— START Data lines —
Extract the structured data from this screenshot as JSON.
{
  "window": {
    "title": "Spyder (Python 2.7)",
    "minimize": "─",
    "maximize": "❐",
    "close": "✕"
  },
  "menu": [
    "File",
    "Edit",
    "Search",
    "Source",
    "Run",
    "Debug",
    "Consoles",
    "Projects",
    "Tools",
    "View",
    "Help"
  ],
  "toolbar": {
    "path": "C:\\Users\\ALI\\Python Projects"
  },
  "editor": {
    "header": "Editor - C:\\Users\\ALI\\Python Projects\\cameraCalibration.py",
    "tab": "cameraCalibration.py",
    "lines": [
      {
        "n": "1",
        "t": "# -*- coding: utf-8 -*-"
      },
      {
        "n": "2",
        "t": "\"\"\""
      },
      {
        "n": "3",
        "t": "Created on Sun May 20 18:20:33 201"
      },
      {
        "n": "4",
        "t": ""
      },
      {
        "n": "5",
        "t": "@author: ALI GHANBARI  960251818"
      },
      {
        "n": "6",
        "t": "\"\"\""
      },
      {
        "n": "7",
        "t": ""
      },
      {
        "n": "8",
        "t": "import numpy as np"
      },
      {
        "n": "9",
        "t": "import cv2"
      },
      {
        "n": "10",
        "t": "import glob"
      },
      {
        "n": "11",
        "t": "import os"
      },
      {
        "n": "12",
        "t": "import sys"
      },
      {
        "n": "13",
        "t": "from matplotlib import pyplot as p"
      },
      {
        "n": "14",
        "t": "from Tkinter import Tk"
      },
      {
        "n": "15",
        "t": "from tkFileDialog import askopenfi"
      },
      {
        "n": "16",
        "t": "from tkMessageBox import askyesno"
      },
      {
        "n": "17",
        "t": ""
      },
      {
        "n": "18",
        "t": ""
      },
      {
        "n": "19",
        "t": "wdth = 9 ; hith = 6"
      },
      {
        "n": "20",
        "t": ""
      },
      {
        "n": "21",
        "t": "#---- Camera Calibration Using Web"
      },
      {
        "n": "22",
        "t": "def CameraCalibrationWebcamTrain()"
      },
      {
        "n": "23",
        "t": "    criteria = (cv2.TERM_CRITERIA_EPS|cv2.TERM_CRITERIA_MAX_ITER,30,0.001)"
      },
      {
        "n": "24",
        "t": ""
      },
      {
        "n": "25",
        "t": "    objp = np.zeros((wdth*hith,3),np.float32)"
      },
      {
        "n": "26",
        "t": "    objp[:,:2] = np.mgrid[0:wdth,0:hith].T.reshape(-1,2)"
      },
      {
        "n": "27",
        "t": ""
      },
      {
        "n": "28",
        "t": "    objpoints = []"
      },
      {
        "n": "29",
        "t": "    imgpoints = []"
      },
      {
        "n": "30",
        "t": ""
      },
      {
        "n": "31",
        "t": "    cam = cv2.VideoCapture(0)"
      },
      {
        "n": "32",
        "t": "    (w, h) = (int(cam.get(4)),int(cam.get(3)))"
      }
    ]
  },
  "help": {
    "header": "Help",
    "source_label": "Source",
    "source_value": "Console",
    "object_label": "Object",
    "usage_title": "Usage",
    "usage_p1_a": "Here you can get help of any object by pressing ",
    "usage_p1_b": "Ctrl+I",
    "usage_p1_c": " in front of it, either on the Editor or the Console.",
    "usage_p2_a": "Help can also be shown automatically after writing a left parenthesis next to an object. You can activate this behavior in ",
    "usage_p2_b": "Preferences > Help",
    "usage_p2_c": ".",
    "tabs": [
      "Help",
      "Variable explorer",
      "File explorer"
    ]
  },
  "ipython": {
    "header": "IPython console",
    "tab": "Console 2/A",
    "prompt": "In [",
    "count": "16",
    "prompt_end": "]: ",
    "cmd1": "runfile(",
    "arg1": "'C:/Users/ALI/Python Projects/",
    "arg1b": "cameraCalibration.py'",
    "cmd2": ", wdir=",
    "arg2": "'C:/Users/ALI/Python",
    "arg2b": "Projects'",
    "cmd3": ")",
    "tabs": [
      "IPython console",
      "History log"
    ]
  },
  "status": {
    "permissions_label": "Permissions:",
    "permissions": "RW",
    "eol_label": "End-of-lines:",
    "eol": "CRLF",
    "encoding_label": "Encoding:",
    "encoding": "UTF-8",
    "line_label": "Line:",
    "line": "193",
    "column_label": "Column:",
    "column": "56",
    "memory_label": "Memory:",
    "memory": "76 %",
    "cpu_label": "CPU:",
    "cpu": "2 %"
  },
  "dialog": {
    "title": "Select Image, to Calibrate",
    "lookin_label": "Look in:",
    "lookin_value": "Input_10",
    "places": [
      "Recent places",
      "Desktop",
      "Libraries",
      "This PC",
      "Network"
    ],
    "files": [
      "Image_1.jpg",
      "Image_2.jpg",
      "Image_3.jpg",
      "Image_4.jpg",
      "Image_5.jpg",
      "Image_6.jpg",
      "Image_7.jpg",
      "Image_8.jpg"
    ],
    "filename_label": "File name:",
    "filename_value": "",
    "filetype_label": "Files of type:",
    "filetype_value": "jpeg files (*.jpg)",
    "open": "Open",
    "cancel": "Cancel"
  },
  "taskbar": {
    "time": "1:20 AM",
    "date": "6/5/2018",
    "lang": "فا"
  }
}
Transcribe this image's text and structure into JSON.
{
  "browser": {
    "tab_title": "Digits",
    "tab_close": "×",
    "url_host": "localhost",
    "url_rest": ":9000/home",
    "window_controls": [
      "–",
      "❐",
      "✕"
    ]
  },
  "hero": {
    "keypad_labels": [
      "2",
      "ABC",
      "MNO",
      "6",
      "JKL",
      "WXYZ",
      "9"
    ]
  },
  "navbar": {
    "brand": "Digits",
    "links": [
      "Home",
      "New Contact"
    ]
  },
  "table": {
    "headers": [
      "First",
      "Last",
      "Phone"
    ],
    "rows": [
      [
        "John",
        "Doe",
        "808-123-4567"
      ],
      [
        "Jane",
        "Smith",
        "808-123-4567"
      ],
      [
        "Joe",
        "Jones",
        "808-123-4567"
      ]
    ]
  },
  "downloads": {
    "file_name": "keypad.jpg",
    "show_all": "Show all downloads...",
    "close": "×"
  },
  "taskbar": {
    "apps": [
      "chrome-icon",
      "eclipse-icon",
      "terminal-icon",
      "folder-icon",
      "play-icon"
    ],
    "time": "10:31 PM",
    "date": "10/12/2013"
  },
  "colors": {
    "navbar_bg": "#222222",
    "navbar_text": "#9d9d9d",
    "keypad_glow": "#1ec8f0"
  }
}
— END Data lines —
What is being asked: Quote all the records. Keep every word exact.

Result for this exercise:
Extract the structured data from this screenshot as JSON.
{
  "window": {
    "title": "Spyder (Python 2.7)",
    "minimize": "─",
    "maximize": "❐",
    "close": "✕"
  },
  "menu": [
    "File",
    "Edit",
    "Search",
    "Source",
    "Run",
    "Debug",
    "Consoles",
    "Projects",
    "Tools",
    "View",
    "Help"
  ],
  "toolbar": {
    "path": "C:\\Users\\ALI\\Python Projects"
  },
  "editor": {
    "header": "Editor - C:\\Users\\ALI\\Python Projects\\cameraCalibration.py",
    "tab": "cameraCalibration.py",
    "lines": [
      {
        "n": "1",
        "t": "# -*- coding: utf-8 -*-"
      },
      {
        "n": "2",
        "t": "\"\"\""
      },
      {
        "n": "3",
        "t": "Created on Sun May 20 18:20:33 201"
      },
      {
        "n": "4",
        "t": ""
      },
      {
        "n": "5",
        "t": "@author: ALI GHANBARI  960251818"
      },
      {
        "n": "6",
        "t": "\"\"\""
      },
      {
        "n": "7",
        "t": ""
      },
      {
        "n": "8",
        "t": "import numpy as np"
      },
      {
        "n": "9",
        "t": "import cv2"
      },
      {
        "n": "10",
        "t": "import glob"
      },
      {
        "n": "11",
        "t": "import os"
      },
      {
        "n": "12",
        "t": "import sys"
      },
      {
        "n": "13",
        "t": "from matplotlib import pyplot as p"
      },
      {
        "n": "14",
        "t": "from Tkinter import Tk"
      },
      {
        "n": "15",
        "t": "from tkFileDialog import askopenfi"
      },
      {
        "n": "16",
        "t": "from tkMessageBox import askyesno"
      },
      {
        "n": "17",
        "t": ""
      },
      {
        "n": "18",
        "t": ""
      },
      {
        "n": "19",
        "t": "wdth = 9 ; hith = 6"
      },
      {
        "n": "20",
        "t": ""
      },
      {
        "n": "21",
        "t": "#---- Camera Calibration Using Web"
      },
      {
        "n": "22",
        "t": "def CameraCalibrationWebcamTrain()"
      },
      {
        "n": "23",
        "t": "    criteria = (cv2.TERM_CRITERIA_EPS|cv2.TERM_CRITERIA_MAX_ITER,30,0.001)"
      },
      {
        "n": "24",
        "t": ""
      },
      {
        "n": "25",
        "t": "    objp = np.zeros((wdth*hith,3),np.float32)"
      },
      {
        "n": "26",
        "t": "    objp[:,:2] = np.mgrid[0:wdth,0:hith].T.reshape(-1,2)"
      },
      {
        "n": "27",
        "t": ""
      },
      {
        "n": "28",
        "t": "    objpoints = []"
      },
      {
        "n": "29",
        "t": "    imgpoints = []"
      },
      {
        "n": "30",
        "t": ""
      },
      {
        "n": "31",
        "t": "    cam = cv2.VideoCapture(0)"
      },
      {
        "n": "32",
        "t": "    (w, h) = (int(cam.get(4)),int(cam.get(3)))"
      }
    ]
  },
  "help": {
    "header": "Help",
    "source_label": "Source",
    "source_value": "Console",
    "object_label": "Object",
    "usage_title": "Usage",
    "usage_p1_a": "Here you can get help of any object by pressing ",
    "usage_p1_b": "Ctrl+I",
    "usage_p1_c": " in front of it, either on the Editor or the Console.",
    "usage_p2_a": "Help can also be shown automatically after writing a left parenthesis next to an object. You can activate this behavior in ",
    "usage_p2_b": "Preferences > Help",
    "usage_p2_c": ".",
    "tabs": [
      "Help",
      "Variable explorer",
      "File explorer"
    ]
  },
  "ipython": {
    "header": "IPython console",
    "tab": "Console 2/A",
    "prompt": "In [",
    "count": "16",
    "prompt_end": "]: ",
    "cmd1": "runfile(",
    "arg1": "'C:/Users/ALI/Python Projects/",
    "arg1b": "cameraCalibration.py'",
    "cmd2": ", wdir=",
    "arg2": "'C:/Users/ALI/Python",
    "arg2b": "Projects'",
    "cmd3": ")",
    "tabs": [
      "IPython console",
      "History log"
    ]
  },
  "status": {
    "permissions_label": "Permissions:",
    "permissions": "RW",
    "eol_label": "End-of-lines:",
    "eol": "CRLF",
    "encoding_label": "Encoding:",
    "encoding": "UTF-8",
    "line_label": "Line:",
    "line": "193",
    "column_label": "Column:",
    "column": "56",
    "memory_label": "Memory:",
    "memory": "76 %",
    "cpu_label": "CPU:",
    "cpu": "2 %"
  },
  "dialog": {
    "title": "Select Image, to Calibrate",
    "lookin_label": "Look in:",
    "lookin_value": "Input_10",
    "places": [
      "Recent places",
      "Desktop",
      "Libraries",
      "This PC",
      "Network"
    ],
    "files": [
      "Image_1.jpg",
      "Image_2.jpg",
      "Image_3.jpg",
      "Image_4.jpg",
      "Image_5.jpg",
      "Image_6.jpg",
      "Image_7.jpg",
      "Image_8.jpg"
    ],
    "filename_label": "File name:",
    "filename_value": "",
    "filetype_label": "Files of type:",
    "filetype_value": "jpeg files (*.jpg)",
    "open": "Open",
    "cancel": "Cancel"
  },
  "taskbar": {
    "time": "1:20 AM",
    "date": "6/5/2018",
    "lang": "فا"
  }
}
Transcribe this image's text and structure into JSON.
{
  "browser": {
    "tab_title": "Digits",
    "tab_close": "×",
    "url_host": "localhost",
    "url_rest": ":9000/home",
    "window_controls": [
      "–",
      "❐",
      "✕"
    ]
  },
  "hero": {
    "keypad_labels": [
      "2",
      "ABC",
      "MNO",
      "6",
      "JKL",
      "WXYZ",
      "9"
    ]
  },
  "navbar": {
    "brand": "Digits",
    "links": [
      "Home",
      "New Contact"
    ]
  },
  "table": {
    "headers": [
      "First",
      "Last",
      "Phone"
    ],
    "rows": [
      [
        "John",
        "Doe",
        "808-123-4567"
      ],
      [
        "Jane",
        "Smith",
        "808-123-4567"
      ],
      [
        "Joe",
        "Jones",
        "808-123-4567"
      ]
    ]
  },
  "downloads": {
    "file_name": "keypad.jpg",
    "show_all": "Show all downloads...",
    "close": "×"
  },
  "taskbar": {
    "apps": [
      "chrome-icon",
      "eclipse-icon",
      "terminal-icon",
      "folder-icon",
      "play-icon"
    ],
    "time": "10:31 PM",
    "date": "10/12/2013"
  },
  "colors": {
    "navbar_bg": "#222222",
    "navbar_text": "#9d9d9d",
    "keypad_glow": "#1ec8f0"
  }
}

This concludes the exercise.